== Data supplied
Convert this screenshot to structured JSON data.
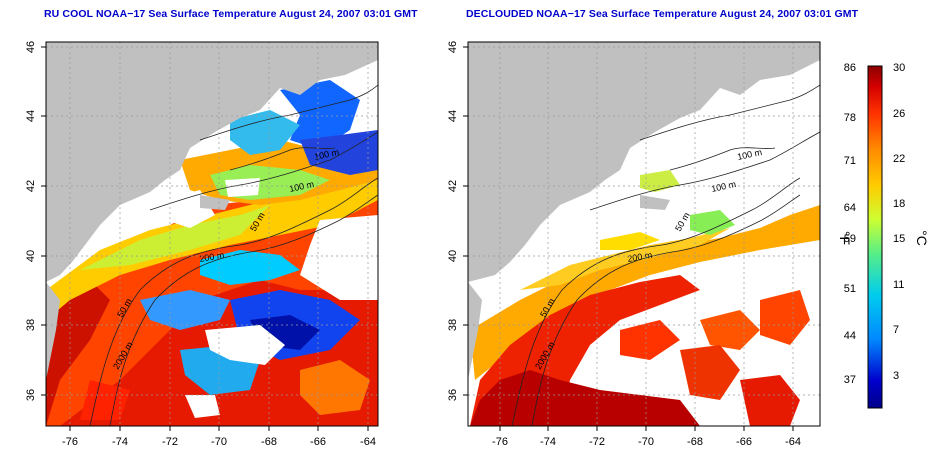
{
  "panels": [
    {
      "title": "RU COOL NOAA−17 Sea Surface Temperature August 24, 2007 03:01 GMT",
      "x_ticks": [
        "-76",
        "-74",
        "-72",
        "-70",
        "-68",
        "-66",
        "-64"
      ],
      "y_ticks": [
        "46",
        "44",
        "42",
        "40",
        "38",
        "36"
      ],
      "contour_labels": [
        "100 m",
        "100 m",
        "50 m",
        "200 m",
        "50 m",
        "2000 m"
      ]
    },
    {
      "title": "DECLOUDED NOAA−17 Sea Surface Temperature August 24, 2007 03:01 GMT",
      "x_ticks": [
        "-76",
        "-74",
        "-72",
        "-70",
        "-68",
        "-66",
        "-64"
      ],
      "y_ticks": [
        "46",
        "44",
        "42",
        "40",
        "38",
        "36"
      ],
      "contour_labels": [
        "100 m",
        "100 m",
        "50 m",
        "200 m",
        "50 m",
        "2000 m"
      ]
    }
  ],
  "colorbar": {
    "fahrenheit_ticks": [
      "86",
      "78",
      "71",
      "64",
      "59",
      "51",
      "44",
      "37"
    ],
    "celsius_ticks": [
      "30",
      "26",
      "22",
      "18",
      "15",
      "11",
      "7",
      "3"
    ],
    "fahrenheit_unit": "°F",
    "celsius_unit": "°C",
    "colors": [
      "#8b0000",
      "#d40000",
      "#ff3300",
      "#ff8800",
      "#ffcc00",
      "#ccff33",
      "#55ee88",
      "#00ccee",
      "#0088ff",
      "#0000cc",
      "#000088"
    ]
  },
  "colors": {
    "land": "#c0c0c0",
    "title": "#0000cc",
    "cloud": "#ffffff"
  }
}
====
=== Brief ===
Using the material above, retype each entry exactly and omit the pictures.

=== Answer for the task ===
Convert this screenshot to structured JSON data.
{
  "panels": [
    {
      "title": "RU COOL NOAA−17 Sea Surface Temperature August 24, 2007 03:01 GMT",
      "x_ticks": [
        "-76",
        "-74",
        "-72",
        "-70",
        "-68",
        "-66",
        "-64"
      ],
      "y_ticks": [
        "46",
        "44",
        "42",
        "40",
        "38",
        "36"
      ],
      "contour_labels": [
        "100 m",
        "100 m",
        "50 m",
        "200 m",
        "50 m",
        "2000 m"
      ]
    },
    {
      "title": "DECLOUDED NOAA−17 Sea Surface Temperature August 24, 2007 03:01 GMT",
      "x_ticks": [
        "-76",
        "-74",
        "-72",
        "-70",
        "-68",
        "-66",
        "-64"
      ],
      "y_ticks": [
        "46",
        "44",
        "42",
        "40",
        "38",
        "36"
      ],
      "contour_labels": [
        "100 m",
        "100 m",
        "50 m",
        "200 m",
        "50 m",
        "2000 m"
      ]
    }
  ],
  "colorbar": {
    "fahrenheit_ticks": [
      "86",
      "78",
      "71",
      "64",
      "59",
      "51",
      "44",
      "37"
    ],
    "celsius_ticks": [
      "30",
      "26",
      "22",
      "18",
      "15",
      "11",
      "7",
      "3"
    ],
    "fahrenheit_unit": "°F",
    "celsius_unit": "°C",
    "colors": [
      "#8b0000",
      "#d40000",
      "#ff3300",
      "#ff8800",
      "#ffcc00",
      "#ccff33",
      "#55ee88",
      "#00ccee",
      "#0088ff",
      "#0000cc",
      "#000088"
    ]
  },
  "colors": {
    "land": "#c0c0c0",
    "title": "#0000cc",
    "cloud": "#ffffff"
  }
}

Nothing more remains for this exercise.